#### Problem description
Spot each line that carries the word "JSON"; copy those lines.
★ ★ ★ ★ ★ ★ ★
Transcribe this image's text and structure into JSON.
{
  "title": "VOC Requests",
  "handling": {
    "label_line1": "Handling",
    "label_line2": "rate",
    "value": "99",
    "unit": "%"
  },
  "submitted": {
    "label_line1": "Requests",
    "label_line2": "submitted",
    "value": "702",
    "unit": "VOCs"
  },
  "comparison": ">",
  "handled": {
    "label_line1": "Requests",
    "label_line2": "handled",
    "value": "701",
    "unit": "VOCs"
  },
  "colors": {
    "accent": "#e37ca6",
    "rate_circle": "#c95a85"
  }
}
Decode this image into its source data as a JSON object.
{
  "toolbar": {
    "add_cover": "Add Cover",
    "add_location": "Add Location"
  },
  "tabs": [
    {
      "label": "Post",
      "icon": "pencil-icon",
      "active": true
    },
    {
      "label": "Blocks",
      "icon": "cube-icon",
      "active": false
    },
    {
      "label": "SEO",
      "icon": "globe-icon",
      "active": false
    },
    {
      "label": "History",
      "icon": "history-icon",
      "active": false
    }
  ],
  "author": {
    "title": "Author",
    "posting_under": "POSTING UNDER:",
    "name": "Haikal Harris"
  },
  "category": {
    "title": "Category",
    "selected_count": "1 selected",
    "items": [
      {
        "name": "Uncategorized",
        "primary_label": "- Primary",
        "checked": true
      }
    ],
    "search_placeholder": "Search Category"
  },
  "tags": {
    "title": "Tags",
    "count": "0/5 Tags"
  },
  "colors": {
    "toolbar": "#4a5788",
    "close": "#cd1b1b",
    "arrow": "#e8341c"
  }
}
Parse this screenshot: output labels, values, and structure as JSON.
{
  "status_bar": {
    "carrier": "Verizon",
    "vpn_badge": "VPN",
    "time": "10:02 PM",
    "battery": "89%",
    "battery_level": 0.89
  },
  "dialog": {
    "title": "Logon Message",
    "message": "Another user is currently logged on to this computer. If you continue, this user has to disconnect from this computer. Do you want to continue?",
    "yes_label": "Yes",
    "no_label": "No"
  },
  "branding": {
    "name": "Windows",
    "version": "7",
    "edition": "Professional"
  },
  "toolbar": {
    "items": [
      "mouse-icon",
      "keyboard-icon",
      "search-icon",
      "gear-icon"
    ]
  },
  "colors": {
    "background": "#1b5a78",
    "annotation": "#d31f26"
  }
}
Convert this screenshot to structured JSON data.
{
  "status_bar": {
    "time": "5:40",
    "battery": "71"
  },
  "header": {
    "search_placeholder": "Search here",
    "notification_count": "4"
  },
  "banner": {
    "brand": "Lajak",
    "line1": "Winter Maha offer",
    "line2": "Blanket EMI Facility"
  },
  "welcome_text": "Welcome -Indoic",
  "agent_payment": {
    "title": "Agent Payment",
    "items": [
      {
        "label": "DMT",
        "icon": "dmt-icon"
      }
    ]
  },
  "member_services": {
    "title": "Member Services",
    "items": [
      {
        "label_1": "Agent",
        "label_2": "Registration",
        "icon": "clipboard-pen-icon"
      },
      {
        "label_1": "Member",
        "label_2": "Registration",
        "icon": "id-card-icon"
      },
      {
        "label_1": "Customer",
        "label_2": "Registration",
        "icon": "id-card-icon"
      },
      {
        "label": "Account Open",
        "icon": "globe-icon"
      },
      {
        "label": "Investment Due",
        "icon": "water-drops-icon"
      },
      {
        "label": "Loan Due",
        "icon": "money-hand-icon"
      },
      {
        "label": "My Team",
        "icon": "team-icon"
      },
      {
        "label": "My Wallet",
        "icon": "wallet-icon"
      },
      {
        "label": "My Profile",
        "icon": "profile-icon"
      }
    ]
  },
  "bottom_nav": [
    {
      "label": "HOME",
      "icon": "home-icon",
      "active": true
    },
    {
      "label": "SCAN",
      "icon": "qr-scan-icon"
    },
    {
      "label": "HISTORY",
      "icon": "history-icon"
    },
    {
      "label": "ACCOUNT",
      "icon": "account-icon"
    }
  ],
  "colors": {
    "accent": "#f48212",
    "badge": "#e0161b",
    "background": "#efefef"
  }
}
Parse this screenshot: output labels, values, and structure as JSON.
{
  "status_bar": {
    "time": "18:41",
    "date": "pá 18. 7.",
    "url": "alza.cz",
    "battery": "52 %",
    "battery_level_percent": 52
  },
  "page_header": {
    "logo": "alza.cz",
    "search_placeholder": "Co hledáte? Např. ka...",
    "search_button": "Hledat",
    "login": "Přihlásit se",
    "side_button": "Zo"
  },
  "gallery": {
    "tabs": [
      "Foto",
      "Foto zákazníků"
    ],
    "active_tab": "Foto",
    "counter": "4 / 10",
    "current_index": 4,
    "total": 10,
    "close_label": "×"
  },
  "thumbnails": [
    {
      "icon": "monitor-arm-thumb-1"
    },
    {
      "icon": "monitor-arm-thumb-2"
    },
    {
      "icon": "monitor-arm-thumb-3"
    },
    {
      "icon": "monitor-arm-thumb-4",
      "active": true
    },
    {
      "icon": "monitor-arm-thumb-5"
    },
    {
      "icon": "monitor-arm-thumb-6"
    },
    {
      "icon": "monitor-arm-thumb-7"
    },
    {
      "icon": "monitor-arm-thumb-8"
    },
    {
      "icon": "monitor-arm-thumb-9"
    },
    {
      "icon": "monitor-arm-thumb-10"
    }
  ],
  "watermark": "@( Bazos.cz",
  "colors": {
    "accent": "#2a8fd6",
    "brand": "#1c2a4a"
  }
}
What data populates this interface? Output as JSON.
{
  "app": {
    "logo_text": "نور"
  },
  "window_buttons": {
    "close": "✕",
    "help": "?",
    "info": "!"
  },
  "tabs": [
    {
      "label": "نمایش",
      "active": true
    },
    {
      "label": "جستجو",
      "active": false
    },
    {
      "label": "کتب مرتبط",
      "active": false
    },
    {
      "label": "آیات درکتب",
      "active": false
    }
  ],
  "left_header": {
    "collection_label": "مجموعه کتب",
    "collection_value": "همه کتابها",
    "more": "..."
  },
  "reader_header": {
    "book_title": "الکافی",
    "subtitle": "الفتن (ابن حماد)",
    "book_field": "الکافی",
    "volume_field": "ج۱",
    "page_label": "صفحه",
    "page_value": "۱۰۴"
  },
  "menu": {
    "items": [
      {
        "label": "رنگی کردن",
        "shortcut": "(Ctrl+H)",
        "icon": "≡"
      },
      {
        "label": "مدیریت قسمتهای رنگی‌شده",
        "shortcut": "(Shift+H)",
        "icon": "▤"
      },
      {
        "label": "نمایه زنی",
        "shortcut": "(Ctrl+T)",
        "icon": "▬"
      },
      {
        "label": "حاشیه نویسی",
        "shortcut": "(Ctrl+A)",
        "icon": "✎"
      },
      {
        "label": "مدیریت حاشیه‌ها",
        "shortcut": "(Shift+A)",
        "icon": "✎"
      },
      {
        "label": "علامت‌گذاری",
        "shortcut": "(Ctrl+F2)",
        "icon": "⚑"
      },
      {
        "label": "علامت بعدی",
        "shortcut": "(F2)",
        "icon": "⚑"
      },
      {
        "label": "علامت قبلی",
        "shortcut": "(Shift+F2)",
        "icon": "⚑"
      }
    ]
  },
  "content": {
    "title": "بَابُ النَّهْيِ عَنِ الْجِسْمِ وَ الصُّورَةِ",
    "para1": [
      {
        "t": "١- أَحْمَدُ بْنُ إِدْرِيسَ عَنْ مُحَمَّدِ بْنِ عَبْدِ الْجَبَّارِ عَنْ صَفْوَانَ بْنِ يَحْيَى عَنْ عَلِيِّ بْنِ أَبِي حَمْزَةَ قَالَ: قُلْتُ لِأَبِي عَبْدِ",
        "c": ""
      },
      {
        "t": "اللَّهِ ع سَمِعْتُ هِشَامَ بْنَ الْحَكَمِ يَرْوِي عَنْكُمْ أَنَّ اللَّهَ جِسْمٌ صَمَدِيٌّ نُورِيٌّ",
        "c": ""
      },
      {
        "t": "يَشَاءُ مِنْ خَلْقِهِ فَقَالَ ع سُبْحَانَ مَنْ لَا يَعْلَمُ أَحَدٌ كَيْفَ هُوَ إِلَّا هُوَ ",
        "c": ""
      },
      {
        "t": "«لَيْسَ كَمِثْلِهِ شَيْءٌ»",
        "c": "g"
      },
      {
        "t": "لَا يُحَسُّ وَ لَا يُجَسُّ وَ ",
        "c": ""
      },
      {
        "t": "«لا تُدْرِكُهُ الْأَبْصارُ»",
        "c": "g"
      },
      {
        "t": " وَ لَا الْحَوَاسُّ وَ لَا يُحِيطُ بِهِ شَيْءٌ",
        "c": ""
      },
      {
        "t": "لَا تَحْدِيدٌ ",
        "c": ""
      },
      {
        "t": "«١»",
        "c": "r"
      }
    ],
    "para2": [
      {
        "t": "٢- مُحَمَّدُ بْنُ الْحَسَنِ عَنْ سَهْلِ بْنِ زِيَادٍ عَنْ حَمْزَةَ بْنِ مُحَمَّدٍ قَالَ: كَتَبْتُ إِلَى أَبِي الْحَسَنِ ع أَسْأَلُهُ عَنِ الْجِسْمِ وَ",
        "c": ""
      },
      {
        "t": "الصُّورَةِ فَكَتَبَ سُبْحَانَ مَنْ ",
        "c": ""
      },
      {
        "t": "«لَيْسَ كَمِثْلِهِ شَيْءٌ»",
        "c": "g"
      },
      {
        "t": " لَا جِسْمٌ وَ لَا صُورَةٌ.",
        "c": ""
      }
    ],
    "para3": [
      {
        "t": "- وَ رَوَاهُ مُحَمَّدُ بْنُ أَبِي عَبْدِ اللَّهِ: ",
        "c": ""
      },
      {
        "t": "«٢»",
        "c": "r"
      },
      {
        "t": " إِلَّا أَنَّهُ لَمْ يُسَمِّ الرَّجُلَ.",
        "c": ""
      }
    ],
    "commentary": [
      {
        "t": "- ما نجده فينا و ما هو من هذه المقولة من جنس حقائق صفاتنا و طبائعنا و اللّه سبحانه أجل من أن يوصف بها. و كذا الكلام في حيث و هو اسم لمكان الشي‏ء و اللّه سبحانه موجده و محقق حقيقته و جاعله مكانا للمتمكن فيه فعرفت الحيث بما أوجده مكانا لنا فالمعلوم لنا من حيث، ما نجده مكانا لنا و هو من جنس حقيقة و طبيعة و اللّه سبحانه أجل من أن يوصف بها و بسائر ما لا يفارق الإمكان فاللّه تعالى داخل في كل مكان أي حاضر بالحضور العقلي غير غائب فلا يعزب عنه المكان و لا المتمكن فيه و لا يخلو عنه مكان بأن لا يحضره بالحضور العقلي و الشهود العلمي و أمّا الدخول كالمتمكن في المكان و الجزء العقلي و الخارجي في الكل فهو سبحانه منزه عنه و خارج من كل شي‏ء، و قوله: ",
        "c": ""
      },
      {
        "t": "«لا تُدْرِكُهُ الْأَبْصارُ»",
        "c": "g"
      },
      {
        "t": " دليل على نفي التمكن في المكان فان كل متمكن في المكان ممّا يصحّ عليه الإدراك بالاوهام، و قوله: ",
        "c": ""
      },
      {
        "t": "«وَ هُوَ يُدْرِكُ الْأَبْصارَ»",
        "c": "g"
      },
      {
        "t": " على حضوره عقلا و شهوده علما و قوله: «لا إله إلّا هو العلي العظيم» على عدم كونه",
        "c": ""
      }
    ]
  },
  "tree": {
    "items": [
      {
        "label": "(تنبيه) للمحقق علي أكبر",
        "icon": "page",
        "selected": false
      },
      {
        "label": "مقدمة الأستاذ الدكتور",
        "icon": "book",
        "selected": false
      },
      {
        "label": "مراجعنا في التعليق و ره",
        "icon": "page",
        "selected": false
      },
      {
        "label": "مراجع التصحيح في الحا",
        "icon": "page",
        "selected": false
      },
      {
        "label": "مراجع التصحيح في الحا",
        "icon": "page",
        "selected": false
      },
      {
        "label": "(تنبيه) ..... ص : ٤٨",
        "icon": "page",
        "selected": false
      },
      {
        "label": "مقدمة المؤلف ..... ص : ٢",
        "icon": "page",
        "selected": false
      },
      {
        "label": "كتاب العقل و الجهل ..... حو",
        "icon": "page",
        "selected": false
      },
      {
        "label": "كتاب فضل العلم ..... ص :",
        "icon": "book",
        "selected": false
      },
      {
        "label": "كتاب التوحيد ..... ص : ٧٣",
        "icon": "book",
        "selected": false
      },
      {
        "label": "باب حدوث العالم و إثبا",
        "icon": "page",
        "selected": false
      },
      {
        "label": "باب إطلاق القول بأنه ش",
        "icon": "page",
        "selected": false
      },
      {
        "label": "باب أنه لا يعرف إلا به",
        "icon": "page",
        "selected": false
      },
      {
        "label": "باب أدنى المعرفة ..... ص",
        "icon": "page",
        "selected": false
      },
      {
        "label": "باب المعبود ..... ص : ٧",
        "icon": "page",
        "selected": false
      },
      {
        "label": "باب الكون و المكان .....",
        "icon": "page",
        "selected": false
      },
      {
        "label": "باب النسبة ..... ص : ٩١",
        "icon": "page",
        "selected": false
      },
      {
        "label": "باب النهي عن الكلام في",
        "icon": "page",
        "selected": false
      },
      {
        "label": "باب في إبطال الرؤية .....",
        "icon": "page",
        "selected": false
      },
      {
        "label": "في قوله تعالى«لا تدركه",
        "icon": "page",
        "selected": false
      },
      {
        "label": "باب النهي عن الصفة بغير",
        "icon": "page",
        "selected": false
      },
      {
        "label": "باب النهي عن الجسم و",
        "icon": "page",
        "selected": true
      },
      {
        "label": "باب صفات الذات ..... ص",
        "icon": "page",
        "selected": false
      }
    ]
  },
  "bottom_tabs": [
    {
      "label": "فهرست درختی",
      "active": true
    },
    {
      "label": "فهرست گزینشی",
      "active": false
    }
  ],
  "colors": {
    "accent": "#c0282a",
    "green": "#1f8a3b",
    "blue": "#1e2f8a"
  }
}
★ ★ ★ ★ ★ ★ ★
#### Output for this task
Transcribe this image's text and structure into JSON.
Decode this image into its source data as a JSON object.
Parse this screenshot: output labels, values, and structure as JSON.
Convert this screenshot to structured JSON data.
Parse this screenshot: output labels, values, and structure as JSON.
What data populates this interface? Output as JSON.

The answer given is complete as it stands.